EXERCISE REQUIREMENTS:
Using the entries below, quote exactly the span of lines that begins with the line containing "Read this page and output its text content." and ends with the final line.

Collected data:

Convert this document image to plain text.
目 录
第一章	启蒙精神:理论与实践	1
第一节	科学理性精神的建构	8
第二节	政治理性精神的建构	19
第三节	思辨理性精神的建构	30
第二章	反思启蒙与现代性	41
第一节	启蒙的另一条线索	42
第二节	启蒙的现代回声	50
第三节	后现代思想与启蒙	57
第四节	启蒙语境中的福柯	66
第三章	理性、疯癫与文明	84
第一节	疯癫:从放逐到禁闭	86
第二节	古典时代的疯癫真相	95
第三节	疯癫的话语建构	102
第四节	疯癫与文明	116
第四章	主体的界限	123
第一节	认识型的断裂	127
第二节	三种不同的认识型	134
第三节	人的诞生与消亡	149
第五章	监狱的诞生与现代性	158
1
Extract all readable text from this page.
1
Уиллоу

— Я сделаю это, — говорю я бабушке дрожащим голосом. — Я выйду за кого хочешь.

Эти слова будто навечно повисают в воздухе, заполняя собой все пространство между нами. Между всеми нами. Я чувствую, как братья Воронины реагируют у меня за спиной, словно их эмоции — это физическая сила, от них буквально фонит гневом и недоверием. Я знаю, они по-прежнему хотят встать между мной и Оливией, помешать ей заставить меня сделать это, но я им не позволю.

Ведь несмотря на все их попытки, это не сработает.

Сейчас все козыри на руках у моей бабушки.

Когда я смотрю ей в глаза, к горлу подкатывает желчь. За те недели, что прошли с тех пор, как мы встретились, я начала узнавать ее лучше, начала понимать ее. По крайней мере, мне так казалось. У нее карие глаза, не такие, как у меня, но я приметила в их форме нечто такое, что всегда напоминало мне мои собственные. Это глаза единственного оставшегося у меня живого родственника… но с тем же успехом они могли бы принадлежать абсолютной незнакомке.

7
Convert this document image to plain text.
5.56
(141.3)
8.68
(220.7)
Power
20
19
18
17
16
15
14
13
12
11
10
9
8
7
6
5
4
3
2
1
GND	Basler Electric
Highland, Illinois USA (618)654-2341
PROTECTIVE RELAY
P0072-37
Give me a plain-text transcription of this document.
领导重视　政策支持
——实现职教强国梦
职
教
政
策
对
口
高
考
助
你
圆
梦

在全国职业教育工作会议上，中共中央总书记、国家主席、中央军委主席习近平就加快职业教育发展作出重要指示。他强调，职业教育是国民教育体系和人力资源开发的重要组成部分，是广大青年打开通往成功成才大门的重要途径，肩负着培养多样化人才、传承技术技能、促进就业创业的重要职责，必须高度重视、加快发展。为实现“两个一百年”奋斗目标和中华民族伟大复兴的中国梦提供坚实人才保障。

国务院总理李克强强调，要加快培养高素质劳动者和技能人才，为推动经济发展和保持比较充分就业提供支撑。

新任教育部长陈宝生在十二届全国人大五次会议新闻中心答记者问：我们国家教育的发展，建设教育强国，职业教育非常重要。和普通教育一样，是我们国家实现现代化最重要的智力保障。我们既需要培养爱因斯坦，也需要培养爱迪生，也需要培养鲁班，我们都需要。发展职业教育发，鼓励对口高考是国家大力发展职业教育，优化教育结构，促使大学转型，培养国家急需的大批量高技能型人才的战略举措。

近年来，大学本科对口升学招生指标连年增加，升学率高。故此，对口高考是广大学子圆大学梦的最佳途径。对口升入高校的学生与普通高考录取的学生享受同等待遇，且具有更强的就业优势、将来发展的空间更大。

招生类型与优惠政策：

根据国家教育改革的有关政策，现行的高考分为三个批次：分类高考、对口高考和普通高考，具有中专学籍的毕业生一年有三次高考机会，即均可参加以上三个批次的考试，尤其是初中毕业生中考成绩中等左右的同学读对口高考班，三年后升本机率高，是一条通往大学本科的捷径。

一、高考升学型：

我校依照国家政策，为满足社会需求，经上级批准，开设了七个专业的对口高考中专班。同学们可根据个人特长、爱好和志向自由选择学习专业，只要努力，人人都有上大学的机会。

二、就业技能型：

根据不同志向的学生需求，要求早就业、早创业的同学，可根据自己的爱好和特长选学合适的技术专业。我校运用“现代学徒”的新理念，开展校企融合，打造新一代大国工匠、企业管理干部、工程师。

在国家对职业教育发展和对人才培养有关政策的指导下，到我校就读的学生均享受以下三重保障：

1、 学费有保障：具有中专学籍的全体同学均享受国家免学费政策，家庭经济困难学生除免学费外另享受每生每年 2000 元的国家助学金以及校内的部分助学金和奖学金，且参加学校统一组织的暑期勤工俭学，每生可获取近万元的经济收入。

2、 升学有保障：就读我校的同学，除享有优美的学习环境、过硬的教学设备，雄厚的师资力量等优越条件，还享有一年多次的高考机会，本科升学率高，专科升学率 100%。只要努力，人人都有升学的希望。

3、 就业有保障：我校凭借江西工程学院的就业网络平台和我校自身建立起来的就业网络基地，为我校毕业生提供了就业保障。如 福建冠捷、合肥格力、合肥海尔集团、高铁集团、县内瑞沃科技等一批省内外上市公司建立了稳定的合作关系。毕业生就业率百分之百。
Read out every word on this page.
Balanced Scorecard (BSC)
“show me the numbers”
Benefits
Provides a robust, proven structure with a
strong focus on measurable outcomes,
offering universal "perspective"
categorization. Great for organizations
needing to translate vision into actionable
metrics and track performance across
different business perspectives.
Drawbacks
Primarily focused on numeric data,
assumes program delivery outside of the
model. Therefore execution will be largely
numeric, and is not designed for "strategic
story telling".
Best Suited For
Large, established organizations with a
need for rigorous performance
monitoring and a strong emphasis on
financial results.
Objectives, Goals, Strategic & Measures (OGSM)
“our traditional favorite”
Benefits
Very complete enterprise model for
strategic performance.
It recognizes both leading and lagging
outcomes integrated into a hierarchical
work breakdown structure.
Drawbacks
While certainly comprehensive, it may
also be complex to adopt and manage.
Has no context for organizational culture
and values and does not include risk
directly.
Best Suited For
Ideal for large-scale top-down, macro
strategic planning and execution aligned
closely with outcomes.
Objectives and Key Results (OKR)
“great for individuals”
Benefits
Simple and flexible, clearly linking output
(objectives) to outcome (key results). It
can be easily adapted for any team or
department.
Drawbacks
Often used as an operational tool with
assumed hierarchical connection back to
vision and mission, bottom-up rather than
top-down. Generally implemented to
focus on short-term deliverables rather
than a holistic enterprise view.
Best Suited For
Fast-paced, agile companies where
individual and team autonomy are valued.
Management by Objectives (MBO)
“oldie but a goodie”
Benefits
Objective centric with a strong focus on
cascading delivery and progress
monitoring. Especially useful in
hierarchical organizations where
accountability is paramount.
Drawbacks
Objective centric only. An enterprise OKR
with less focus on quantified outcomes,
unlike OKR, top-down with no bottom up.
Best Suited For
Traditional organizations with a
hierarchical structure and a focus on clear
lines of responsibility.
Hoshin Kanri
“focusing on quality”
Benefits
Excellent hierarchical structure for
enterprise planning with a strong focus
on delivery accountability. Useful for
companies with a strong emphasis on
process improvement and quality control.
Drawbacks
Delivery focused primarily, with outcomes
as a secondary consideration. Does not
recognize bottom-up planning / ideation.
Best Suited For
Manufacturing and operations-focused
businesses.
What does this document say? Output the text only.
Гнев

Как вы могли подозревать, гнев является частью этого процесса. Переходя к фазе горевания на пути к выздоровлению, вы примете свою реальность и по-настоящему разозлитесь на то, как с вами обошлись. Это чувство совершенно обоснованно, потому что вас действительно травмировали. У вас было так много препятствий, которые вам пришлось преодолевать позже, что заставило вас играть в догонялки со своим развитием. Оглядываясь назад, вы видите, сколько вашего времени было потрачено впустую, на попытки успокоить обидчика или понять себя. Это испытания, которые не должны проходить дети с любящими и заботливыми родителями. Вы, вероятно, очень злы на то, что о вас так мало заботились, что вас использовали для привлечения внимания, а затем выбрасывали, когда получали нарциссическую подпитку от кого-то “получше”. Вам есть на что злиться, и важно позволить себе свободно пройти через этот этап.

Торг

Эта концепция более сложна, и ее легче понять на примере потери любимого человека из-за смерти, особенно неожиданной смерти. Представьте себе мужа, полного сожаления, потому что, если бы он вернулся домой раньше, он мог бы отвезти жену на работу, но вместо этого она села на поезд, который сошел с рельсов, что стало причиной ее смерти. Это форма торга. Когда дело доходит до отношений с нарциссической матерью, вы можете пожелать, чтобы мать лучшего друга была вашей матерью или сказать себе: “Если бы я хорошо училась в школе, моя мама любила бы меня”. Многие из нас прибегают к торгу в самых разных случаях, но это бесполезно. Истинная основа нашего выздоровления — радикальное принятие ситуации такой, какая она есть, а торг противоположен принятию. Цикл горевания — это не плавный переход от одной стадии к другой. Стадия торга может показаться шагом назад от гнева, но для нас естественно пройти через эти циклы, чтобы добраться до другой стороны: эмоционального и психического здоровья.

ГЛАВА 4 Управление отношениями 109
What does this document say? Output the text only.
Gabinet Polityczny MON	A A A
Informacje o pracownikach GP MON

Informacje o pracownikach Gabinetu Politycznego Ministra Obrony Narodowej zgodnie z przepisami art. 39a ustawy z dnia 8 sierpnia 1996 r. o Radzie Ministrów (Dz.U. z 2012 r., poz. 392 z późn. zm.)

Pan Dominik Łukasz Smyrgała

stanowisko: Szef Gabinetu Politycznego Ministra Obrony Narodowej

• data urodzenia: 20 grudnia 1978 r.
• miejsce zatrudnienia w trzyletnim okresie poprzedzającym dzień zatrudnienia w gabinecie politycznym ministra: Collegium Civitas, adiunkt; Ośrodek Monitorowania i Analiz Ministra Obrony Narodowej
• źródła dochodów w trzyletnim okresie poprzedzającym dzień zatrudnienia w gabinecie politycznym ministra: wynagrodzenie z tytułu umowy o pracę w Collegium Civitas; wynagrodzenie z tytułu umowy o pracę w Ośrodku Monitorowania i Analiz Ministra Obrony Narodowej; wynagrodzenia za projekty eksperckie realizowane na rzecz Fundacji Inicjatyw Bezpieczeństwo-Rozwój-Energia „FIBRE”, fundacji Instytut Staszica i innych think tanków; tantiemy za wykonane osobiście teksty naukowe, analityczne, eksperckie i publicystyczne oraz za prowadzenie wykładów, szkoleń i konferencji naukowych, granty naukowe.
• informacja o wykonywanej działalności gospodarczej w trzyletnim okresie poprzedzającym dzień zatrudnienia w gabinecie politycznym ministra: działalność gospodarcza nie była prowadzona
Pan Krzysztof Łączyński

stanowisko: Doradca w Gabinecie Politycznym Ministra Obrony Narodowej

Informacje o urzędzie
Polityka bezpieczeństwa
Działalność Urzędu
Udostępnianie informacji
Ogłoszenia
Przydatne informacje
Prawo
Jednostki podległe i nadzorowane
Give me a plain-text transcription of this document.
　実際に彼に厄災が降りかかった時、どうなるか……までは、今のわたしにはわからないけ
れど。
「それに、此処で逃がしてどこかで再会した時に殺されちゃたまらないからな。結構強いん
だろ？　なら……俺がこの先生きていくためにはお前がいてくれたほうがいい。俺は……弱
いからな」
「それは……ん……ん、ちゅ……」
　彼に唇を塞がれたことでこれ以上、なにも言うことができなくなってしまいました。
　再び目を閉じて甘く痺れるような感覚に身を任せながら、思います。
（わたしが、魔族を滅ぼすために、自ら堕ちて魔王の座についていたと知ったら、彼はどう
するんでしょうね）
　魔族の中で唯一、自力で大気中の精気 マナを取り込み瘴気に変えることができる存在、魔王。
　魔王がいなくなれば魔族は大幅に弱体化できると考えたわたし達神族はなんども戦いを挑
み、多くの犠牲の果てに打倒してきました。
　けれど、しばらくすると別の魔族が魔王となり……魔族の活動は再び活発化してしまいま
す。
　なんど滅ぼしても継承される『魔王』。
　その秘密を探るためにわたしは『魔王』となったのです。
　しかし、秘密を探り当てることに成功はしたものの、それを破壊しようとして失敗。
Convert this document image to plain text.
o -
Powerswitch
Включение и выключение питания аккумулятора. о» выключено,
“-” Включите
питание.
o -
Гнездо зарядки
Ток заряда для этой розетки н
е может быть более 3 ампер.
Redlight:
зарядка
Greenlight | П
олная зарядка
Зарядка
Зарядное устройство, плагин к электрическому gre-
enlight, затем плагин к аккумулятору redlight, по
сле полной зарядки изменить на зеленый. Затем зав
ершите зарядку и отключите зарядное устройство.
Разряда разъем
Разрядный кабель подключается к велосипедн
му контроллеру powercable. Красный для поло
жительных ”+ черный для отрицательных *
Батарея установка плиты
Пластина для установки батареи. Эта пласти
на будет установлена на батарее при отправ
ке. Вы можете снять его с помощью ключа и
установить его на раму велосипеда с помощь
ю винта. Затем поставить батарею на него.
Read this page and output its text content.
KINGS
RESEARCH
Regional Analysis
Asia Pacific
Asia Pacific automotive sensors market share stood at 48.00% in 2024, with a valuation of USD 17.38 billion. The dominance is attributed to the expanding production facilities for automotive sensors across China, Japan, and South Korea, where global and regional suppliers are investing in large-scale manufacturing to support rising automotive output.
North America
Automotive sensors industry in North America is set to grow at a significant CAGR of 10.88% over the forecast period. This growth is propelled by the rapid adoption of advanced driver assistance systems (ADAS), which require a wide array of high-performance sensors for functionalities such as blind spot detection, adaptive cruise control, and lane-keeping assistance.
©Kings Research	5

RESPONSE FOR THIS EXERCISE:
Read this page and output its text content.
KINGS
RESEARCH
Regional Analysis
Asia Pacific
Asia Pacific automotive sensors market share stood at 48.00% in 2024, with a valuation of USD 17.38 billion. The dominance is attributed to the expanding production facilities for automotive sensors across China, Japan, and South Korea, where global and regional suppliers are investing in large-scale manufacturing to support rising automotive output.
North America
Automotive sensors industry in North America is set to grow at a significant CAGR of 10.88% over the forecast period. This growth is propelled by the rapid adoption of advanced driver assistance systems (ADAS), which require a wide array of high-performance sensors for functionalities such as blind spot detection, adaptive cruise control, and lane-keeping assistance.
©Kings Research	5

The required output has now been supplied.